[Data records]
++++++++

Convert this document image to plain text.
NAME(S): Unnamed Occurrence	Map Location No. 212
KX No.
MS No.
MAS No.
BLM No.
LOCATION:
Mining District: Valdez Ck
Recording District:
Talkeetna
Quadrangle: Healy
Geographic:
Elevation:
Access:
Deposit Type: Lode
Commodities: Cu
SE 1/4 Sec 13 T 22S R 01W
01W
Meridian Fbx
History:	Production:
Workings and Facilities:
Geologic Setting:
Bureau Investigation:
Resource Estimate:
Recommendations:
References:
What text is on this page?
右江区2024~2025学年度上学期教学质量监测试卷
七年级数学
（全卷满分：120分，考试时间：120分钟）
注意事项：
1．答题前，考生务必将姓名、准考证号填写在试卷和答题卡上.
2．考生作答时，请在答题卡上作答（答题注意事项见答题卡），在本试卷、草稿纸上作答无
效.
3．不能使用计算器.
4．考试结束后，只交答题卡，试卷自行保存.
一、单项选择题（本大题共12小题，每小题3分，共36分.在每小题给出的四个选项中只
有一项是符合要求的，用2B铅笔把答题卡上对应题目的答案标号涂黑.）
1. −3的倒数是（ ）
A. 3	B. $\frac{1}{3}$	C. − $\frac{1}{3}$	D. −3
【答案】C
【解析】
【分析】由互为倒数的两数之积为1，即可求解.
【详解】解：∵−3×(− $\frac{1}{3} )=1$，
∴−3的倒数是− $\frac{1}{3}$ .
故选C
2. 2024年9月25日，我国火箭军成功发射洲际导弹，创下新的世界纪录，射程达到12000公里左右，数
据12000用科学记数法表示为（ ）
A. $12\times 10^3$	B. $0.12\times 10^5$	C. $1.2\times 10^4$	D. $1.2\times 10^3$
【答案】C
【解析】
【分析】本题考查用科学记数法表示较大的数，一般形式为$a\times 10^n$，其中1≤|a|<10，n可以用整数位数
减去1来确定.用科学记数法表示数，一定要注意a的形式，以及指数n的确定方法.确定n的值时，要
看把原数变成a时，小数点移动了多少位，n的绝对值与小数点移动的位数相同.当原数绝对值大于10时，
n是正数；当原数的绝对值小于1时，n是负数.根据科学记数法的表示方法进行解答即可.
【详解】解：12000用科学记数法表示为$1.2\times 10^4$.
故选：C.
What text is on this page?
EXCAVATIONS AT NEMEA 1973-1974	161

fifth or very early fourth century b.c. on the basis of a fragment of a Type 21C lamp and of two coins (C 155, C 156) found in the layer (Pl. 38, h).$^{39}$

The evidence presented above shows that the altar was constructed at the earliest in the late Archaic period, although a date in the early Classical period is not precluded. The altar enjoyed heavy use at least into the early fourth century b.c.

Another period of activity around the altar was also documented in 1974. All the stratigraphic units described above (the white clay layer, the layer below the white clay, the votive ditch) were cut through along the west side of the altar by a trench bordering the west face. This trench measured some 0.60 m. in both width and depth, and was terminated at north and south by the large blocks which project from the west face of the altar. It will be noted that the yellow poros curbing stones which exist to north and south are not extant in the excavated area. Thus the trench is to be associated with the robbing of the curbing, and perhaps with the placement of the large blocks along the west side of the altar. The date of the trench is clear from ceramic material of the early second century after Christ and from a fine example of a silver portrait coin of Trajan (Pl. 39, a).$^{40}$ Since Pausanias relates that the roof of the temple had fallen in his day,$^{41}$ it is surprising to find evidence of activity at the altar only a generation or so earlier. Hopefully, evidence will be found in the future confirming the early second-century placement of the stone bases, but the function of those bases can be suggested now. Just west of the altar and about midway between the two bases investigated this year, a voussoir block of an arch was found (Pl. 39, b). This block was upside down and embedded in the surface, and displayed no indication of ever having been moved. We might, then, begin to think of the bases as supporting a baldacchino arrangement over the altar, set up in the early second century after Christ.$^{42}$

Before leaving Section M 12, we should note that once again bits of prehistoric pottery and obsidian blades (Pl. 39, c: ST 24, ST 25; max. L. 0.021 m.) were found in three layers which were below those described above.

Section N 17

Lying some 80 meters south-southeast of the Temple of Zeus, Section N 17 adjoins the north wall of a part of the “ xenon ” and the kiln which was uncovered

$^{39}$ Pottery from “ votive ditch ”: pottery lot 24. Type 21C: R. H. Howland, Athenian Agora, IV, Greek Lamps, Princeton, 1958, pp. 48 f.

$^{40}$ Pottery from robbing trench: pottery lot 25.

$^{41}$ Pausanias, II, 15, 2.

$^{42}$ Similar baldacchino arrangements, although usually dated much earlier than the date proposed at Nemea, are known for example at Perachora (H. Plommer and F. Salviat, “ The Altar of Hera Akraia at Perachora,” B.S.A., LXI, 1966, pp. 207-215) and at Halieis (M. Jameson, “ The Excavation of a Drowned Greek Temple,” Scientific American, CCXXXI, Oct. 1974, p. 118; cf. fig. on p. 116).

++++++++

- Goal
From the listing above, copy out each line where the word "times" appears.

- Task answer
A. $12\times 10^3$	B. $0.12\times 10^5$	C. $1.2\times 10^4$	D. $1.2\times 10^3$
【分析】本题考查用科学记数法表示较大的数，一般形式为$a\times 10^n$，其中1≤|a|<10，n可以用整数位数
【详解】解：12000用科学记数法表示为$1.2\times 10^4$.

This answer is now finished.